___ Data in this exercise ___

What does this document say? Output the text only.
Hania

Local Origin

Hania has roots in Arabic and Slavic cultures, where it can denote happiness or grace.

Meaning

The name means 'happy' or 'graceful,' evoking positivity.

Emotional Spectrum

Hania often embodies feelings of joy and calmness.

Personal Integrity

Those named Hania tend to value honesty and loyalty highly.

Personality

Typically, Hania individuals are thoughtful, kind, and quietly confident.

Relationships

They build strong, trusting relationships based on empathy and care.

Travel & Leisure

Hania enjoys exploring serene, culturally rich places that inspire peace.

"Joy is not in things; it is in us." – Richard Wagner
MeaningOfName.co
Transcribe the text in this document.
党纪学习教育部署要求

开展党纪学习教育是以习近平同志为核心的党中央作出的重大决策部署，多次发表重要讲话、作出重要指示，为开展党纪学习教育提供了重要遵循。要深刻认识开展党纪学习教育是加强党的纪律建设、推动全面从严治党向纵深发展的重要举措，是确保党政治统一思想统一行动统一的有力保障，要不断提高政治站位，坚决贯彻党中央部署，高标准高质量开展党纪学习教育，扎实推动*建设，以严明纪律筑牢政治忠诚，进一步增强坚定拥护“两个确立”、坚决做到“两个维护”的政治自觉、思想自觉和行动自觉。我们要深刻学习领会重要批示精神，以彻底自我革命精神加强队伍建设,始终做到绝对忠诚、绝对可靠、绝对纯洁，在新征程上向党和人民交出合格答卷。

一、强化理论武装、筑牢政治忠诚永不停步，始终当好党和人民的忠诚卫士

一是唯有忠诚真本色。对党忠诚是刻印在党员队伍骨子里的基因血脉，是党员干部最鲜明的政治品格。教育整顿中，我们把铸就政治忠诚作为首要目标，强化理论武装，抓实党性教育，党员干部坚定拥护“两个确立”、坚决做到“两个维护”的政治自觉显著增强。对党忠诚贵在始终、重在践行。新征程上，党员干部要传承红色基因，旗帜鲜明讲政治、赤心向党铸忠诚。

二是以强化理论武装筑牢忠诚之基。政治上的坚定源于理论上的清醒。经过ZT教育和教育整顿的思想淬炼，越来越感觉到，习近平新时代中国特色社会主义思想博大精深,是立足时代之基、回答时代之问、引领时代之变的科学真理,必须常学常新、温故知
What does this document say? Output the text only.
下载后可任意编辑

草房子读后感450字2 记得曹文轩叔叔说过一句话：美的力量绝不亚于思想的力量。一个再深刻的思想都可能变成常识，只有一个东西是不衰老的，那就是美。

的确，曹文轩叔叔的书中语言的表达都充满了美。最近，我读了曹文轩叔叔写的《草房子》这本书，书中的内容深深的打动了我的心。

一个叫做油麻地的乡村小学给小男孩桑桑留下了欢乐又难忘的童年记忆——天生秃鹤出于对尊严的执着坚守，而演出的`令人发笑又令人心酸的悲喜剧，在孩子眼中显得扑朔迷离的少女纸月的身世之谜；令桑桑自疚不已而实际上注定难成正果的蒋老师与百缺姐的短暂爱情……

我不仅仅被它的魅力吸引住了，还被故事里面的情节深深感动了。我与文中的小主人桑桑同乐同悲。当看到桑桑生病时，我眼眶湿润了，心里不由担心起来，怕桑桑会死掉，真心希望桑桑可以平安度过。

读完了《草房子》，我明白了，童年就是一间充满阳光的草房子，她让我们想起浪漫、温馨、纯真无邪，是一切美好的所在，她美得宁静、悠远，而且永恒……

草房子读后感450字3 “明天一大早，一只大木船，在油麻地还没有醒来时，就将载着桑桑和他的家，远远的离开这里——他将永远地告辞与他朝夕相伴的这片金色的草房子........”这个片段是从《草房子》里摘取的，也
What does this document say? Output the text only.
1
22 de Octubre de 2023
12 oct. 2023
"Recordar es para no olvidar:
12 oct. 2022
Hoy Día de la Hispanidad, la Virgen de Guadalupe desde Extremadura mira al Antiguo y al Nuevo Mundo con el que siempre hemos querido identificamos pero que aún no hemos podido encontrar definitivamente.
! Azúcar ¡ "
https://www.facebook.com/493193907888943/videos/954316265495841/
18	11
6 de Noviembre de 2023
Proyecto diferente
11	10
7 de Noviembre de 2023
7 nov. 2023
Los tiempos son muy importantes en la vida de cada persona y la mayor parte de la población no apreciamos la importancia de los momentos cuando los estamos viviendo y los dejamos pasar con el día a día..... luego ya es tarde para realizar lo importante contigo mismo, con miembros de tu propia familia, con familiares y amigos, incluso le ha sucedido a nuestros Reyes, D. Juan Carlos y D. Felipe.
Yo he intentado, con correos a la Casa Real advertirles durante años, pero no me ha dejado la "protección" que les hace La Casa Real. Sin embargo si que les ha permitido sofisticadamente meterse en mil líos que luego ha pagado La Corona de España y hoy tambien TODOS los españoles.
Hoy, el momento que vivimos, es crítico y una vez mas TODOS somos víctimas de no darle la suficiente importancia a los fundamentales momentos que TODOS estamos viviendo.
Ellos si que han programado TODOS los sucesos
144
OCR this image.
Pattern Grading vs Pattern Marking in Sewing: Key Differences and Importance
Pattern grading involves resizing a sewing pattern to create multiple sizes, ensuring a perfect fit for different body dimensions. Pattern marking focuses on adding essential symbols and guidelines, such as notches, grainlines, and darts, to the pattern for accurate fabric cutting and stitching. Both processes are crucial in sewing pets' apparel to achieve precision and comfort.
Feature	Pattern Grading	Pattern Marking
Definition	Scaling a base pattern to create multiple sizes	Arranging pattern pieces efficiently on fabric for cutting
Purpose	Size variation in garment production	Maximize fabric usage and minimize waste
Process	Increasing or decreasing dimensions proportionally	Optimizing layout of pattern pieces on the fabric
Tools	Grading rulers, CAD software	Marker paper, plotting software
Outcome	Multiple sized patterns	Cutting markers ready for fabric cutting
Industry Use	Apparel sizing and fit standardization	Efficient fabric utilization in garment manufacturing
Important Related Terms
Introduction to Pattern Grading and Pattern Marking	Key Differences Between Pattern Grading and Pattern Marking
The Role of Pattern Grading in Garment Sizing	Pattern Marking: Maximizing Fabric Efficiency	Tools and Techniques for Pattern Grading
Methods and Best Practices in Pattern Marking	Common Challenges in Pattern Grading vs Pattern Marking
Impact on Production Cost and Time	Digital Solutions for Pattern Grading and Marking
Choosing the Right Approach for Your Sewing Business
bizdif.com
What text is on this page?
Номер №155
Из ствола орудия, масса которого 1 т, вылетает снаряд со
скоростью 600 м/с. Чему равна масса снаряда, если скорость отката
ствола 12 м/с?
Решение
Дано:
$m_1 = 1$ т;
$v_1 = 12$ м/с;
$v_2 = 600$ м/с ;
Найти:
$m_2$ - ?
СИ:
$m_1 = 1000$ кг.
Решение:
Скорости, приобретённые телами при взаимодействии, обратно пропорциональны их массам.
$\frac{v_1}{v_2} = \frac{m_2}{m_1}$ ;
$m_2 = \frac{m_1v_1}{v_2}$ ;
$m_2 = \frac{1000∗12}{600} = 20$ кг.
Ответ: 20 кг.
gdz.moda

___

> [Exercise requirements]
Print out all the entries precisely as written.

> [Right answer]
What does this document say? Output the text only.
Hania

Local Origin

Hania has roots in Arabic and Slavic cultures, where it can denote happiness or grace.

Meaning

The name means 'happy' or 'graceful,' evoking positivity.

Emotional Spectrum

Hania often embodies feelings of joy and calmness.

Personal Integrity

Those named Hania tend to value honesty and loyalty highly.

Personality

Typically, Hania individuals are thoughtful, kind, and quietly confident.

Relationships

They build strong, trusting relationships based on empathy and care.

Travel & Leisure

Hania enjoys exploring serene, culturally rich places that inspire peace.

"Joy is not in things; it is in us." – Richard Wagner
MeaningOfName.co
Transcribe the text in this document.
党纪学习教育部署要求

开展党纪学习教育是以习近平同志为核心的党中央作出的重大决策部署，多次发表重要讲话、作出重要指示，为开展党纪学习教育提供了重要遵循。要深刻认识开展党纪学习教育是加强党的纪律建设、推动全面从严治党向纵深发展的重要举措，是确保党政治统一思想统一行动统一的有力保障，要不断提高政治站位，坚决贯彻党中央部署，高标准高质量开展党纪学习教育，扎实推动*建设，以严明纪律筑牢政治忠诚，进一步增强坚定拥护“两个确立”、坚决做到“两个维护”的政治自觉、思想自觉和行动自觉。我们要深刻学习领会重要批示精神，以彻底自我革命精神加强队伍建设,始终做到绝对忠诚、绝对可靠、绝对纯洁，在新征程上向党和人民交出合格答卷。

一、强化理论武装、筑牢政治忠诚永不停步，始终当好党和人民的忠诚卫士

一是唯有忠诚真本色。对党忠诚是刻印在党员队伍骨子里的基因血脉，是党员干部最鲜明的政治品格。教育整顿中，我们把铸就政治忠诚作为首要目标，强化理论武装，抓实党性教育，党员干部坚定拥护“两个确立”、坚决做到“两个维护”的政治自觉显著增强。对党忠诚贵在始终、重在践行。新征程上，党员干部要传承红色基因，旗帜鲜明讲政治、赤心向党铸忠诚。

二是以强化理论武装筑牢忠诚之基。政治上的坚定源于理论上的清醒。经过ZT教育和教育整顿的思想淬炼，越来越感觉到，习近平新时代中国特色社会主义思想博大精深,是立足时代之基、回答时代之问、引领时代之变的科学真理,必须常学常新、温故知
What does this document say? Output the text only.
下载后可任意编辑

草房子读后感450字2 记得曹文轩叔叔说过一句话：美的力量绝不亚于思想的力量。一个再深刻的思想都可能变成常识，只有一个东西是不衰老的，那就是美。

的确，曹文轩叔叔的书中语言的表达都充满了美。最近，我读了曹文轩叔叔写的《草房子》这本书，书中的内容深深的打动了我的心。

一个叫做油麻地的乡村小学给小男孩桑桑留下了欢乐又难忘的童年记忆——天生秃鹤出于对尊严的执着坚守，而演出的`令人发笑又令人心酸的悲喜剧，在孩子眼中显得扑朔迷离的少女纸月的身世之谜；令桑桑自疚不已而实际上注定难成正果的蒋老师与百缺姐的短暂爱情……

我不仅仅被它的魅力吸引住了，还被故事里面的情节深深感动了。我与文中的小主人桑桑同乐同悲。当看到桑桑生病时，我眼眶湿润了，心里不由担心起来，怕桑桑会死掉，真心希望桑桑可以平安度过。

读完了《草房子》，我明白了，童年就是一间充满阳光的草房子，她让我们想起浪漫、温馨、纯真无邪，是一切美好的所在，她美得宁静、悠远，而且永恒……

草房子读后感450字3 “明天一大早，一只大木船，在油麻地还没有醒来时，就将载着桑桑和他的家，远远的离开这里——他将永远地告辞与他朝夕相伴的这片金色的草房子........”这个片段是从《草房子》里摘取的，也
What does this document say? Output the text only.
1
22 de Octubre de 2023
12 oct. 2023
"Recordar es para no olvidar:
12 oct. 2022
Hoy Día de la Hispanidad, la Virgen de Guadalupe desde Extremadura mira al Antiguo y al Nuevo Mundo con el que siempre hemos querido identificamos pero que aún no hemos podido encontrar definitivamente.
! Azúcar ¡ "
https://www.facebook.com/493193907888943/videos/954316265495841/
18	11
6 de Noviembre de 2023
Proyecto diferente
11	10
7 de Noviembre de 2023
7 nov. 2023
Los tiempos son muy importantes en la vida de cada persona y la mayor parte de la población no apreciamos la importancia de los momentos cuando los estamos viviendo y los dejamos pasar con el día a día..... luego ya es tarde para realizar lo importante contigo mismo, con miembros de tu propia familia, con familiares y amigos, incluso le ha sucedido a nuestros Reyes, D. Juan Carlos y D. Felipe.
Yo he intentado, con correos a la Casa Real advertirles durante años, pero no me ha dejado la "protección" que les hace La Casa Real. Sin embargo si que les ha permitido sofisticadamente meterse en mil líos que luego ha pagado La Corona de España y hoy tambien TODOS los españoles.
Hoy, el momento que vivimos, es crítico y una vez mas TODOS somos víctimas de no darle la suficiente importancia a los fundamentales momentos que TODOS estamos viviendo.
Ellos si que han programado TODOS los sucesos
144
OCR this image.
Pattern Grading vs Pattern Marking in Sewing: Key Differences and Importance
Pattern grading involves resizing a sewing pattern to create multiple sizes, ensuring a perfect fit for different body dimensions. Pattern marking focuses on adding essential symbols and guidelines, such as notches, grainlines, and darts, to the pattern for accurate fabric cutting and stitching. Both processes are crucial in sewing pets' apparel to achieve precision and comfort.
Feature	Pattern Grading	Pattern Marking
Definition	Scaling a base pattern to create multiple sizes	Arranging pattern pieces efficiently on fabric for cutting
Purpose	Size variation in garment production	Maximize fabric usage and minimize waste
Process	Increasing or decreasing dimensions proportionally	Optimizing layout of pattern pieces on the fabric
Tools	Grading rulers, CAD software	Marker paper, plotting software
Outcome	Multiple sized patterns	Cutting markers ready for fabric cutting
Industry Use	Apparel sizing and fit standardization	Efficient fabric utilization in garment manufacturing
Important Related Terms
Introduction to Pattern Grading and Pattern Marking	Key Differences Between Pattern Grading and Pattern Marking
The Role of Pattern Grading in Garment Sizing	Pattern Marking: Maximizing Fabric Efficiency	Tools and Techniques for Pattern Grading
Methods and Best Practices in Pattern Marking	Common Challenges in Pattern Grading vs Pattern Marking
Impact on Production Cost and Time	Digital Solutions for Pattern Grading and Marking
Choosing the Right Approach for Your Sewing Business
bizdif.com
What text is on this page?
Номер №155
Из ствола орудия, масса которого 1 т, вылетает снаряд со
скоростью 600 м/с. Чему равна масса снаряда, если скорость отката
ствола 12 м/с?
Решение
Дано:
$m_1 = 1$ т;
$v_1 = 12$ м/с;
$v_2 = 600$ м/с ;
Найти:
$m_2$ - ?
СИ:
$m_1 = 1000$ кг.
Решение:
Скорости, приобретённые телами при взаимодействии, обратно пропорциональны их массам.
$\frac{v_1}{v_2} = \frac{m_2}{m_1}$ ;
$m_2 = \frac{m_1v_1}{v_2}$ ;
$m_2 = \frac{1000∗12}{600} = 20$ кг.
Ответ: 20 кг.
gdz.moda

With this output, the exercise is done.